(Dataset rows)
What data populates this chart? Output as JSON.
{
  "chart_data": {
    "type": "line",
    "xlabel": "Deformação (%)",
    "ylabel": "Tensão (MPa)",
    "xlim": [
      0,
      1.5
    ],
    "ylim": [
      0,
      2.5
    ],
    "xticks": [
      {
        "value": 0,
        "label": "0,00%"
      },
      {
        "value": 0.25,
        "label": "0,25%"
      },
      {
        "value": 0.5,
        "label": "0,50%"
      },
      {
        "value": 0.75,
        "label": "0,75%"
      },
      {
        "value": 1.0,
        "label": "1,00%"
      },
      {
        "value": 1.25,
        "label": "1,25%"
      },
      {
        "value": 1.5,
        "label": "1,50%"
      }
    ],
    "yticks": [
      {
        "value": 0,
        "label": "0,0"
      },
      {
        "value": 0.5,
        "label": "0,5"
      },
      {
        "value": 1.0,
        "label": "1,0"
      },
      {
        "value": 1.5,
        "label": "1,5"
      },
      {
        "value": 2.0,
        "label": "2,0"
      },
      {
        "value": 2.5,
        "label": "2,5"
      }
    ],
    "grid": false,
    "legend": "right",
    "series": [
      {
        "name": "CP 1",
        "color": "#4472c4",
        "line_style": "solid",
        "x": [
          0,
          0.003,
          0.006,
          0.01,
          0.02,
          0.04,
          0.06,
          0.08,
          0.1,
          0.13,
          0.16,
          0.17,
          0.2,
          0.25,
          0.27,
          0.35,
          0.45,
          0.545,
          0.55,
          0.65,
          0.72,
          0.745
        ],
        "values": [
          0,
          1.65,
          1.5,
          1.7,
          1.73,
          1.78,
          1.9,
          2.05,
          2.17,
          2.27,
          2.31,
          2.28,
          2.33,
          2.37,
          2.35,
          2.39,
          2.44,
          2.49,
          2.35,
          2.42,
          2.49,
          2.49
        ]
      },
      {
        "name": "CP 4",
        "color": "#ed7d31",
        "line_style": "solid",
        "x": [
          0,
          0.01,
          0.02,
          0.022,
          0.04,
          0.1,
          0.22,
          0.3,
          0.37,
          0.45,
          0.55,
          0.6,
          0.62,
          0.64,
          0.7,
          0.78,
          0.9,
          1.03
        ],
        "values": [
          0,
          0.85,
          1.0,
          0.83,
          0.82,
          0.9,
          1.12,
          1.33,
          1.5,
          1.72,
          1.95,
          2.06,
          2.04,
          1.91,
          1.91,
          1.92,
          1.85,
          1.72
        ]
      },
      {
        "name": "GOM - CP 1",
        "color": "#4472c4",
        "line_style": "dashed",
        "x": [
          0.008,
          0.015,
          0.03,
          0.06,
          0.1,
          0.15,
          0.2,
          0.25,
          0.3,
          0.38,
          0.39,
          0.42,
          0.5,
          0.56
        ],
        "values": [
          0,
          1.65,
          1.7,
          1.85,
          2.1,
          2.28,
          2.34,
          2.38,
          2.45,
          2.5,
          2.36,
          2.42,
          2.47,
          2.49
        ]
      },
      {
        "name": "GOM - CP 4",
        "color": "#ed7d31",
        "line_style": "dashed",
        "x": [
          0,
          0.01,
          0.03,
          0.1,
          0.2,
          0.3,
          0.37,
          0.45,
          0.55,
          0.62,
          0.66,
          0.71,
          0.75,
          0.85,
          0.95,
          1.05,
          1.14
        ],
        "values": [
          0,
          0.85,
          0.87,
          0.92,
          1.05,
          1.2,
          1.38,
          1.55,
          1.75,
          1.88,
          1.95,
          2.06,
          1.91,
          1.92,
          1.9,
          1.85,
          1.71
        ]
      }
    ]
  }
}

_PROBLEM STATEMENT:_ Provide an exact reproduction of all the entries shown above.

_FULL OUTPUT:_
What data populates this chart? Output as JSON.
{
  "chart_data": {
    "type": "line",
    "xlabel": "Deformação (%)",
    "ylabel": "Tensão (MPa)",
    "xlim": [
      0,
      1.5
    ],
    "ylim": [
      0,
      2.5
    ],
    "xticks": [
      {
        "value": 0,
        "label": "0,00%"
      },
      {
        "value": 0.25,
        "label": "0,25%"
      },
      {
        "value": 0.5,
        "label": "0,50%"
      },
      {
        "value": 0.75,
        "label": "0,75%"
      },
      {
        "value": 1.0,
        "label": "1,00%"
      },
      {
        "value": 1.25,
        "label": "1,25%"
      },
      {
        "value": 1.5,
        "label": "1,50%"
      }
    ],
    "yticks": [
      {
        "value": 0,
        "label": "0,0"
      },
      {
        "value": 0.5,
        "label": "0,5"
      },
      {
        "value": 1.0,
        "label": "1,0"
      },
      {
        "value": 1.5,
        "label": "1,5"
      },
      {
        "value": 2.0,
        "label": "2,0"
      },
      {
        "value": 2.5,
        "label": "2,5"
      }
    ],
    "grid": false,
    "legend": "right",
    "series": [
      {
        "name": "CP 1",
        "color": "#4472c4",
        "line_style": "solid",
        "x": [
          0,
          0.003,
          0.006,
          0.01,
          0.02,
          0.04,
          0.06,
          0.08,
          0.1,
          0.13,
          0.16,
          0.17,
          0.2,
          0.25,
          0.27,
          0.35,
          0.45,
          0.545,
          0.55,
          0.65,
          0.72,
          0.745
        ],
        "values": [
          0,
          1.65,
          1.5,
          1.7,
          1.73,
          1.78,
          1.9,
          2.05,
          2.17,
          2.27,
          2.31,
          2.28,
          2.33,
          2.37,
          2.35,
          2.39,
          2.44,
          2.49,
          2.35,
          2.42,
          2.49,
          2.49
        ]
      },
      {
        "name": "CP 4",
        "color": "#ed7d31",
        "line_style": "solid",
        "x": [
          0,
          0.01,
          0.02,
          0.022,
          0.04,
          0.1,
          0.22,
          0.3,
          0.37,
          0.45,
          0.55,
          0.6,
          0.62,
          0.64,
          0.7,
          0.78,
          0.9,
          1.03
        ],
        "values": [
          0,
          0.85,
          1.0,
          0.83,
          0.82,
          0.9,
          1.12,
          1.33,
          1.5,
          1.72,
          1.95,
          2.06,
          2.04,
          1.91,
          1.91,
          1.92,
          1.85,
          1.72
        ]
      },
      {
        "name": "GOM - CP 1",
        "color": "#4472c4",
        "line_style": "dashed",
        "x": [
          0.008,
          0.015,
          0.03,
          0.06,
          0.1,
          0.15,
          0.2,
          0.25,
          0.3,
          0.38,
          0.39,
          0.42,
          0.5,
          0.56
        ],
        "values": [
          0,
          1.65,
          1.7,
          1.85,
          2.1,
          2.28,
          2.34,
          2.38,
          2.45,
          2.5,
          2.36,
          2.42,
          2.47,
          2.49
        ]
      },
      {
        "name": "GOM - CP 4",
        "color": "#ed7d31",
        "line_style": "dashed",
        "x": [
          0,
          0.01,
          0.03,
          0.1,
          0.2,
          0.3,
          0.37,
          0.45,
          0.55,
          0.62,
          0.66,
          0.71,
          0.75,
          0.85,
          0.95,
          1.05,
          1.14
        ],
        "values": [
          0,
          0.85,
          0.87,
          0.92,
          1.05,
          1.2,
          1.38,
          1.55,
          1.75,
          1.88,
          1.95,
          2.06,
          1.91,
          1.92,
          1.9,
          1.85,
          1.71
        ]
      }
    ]
  }
}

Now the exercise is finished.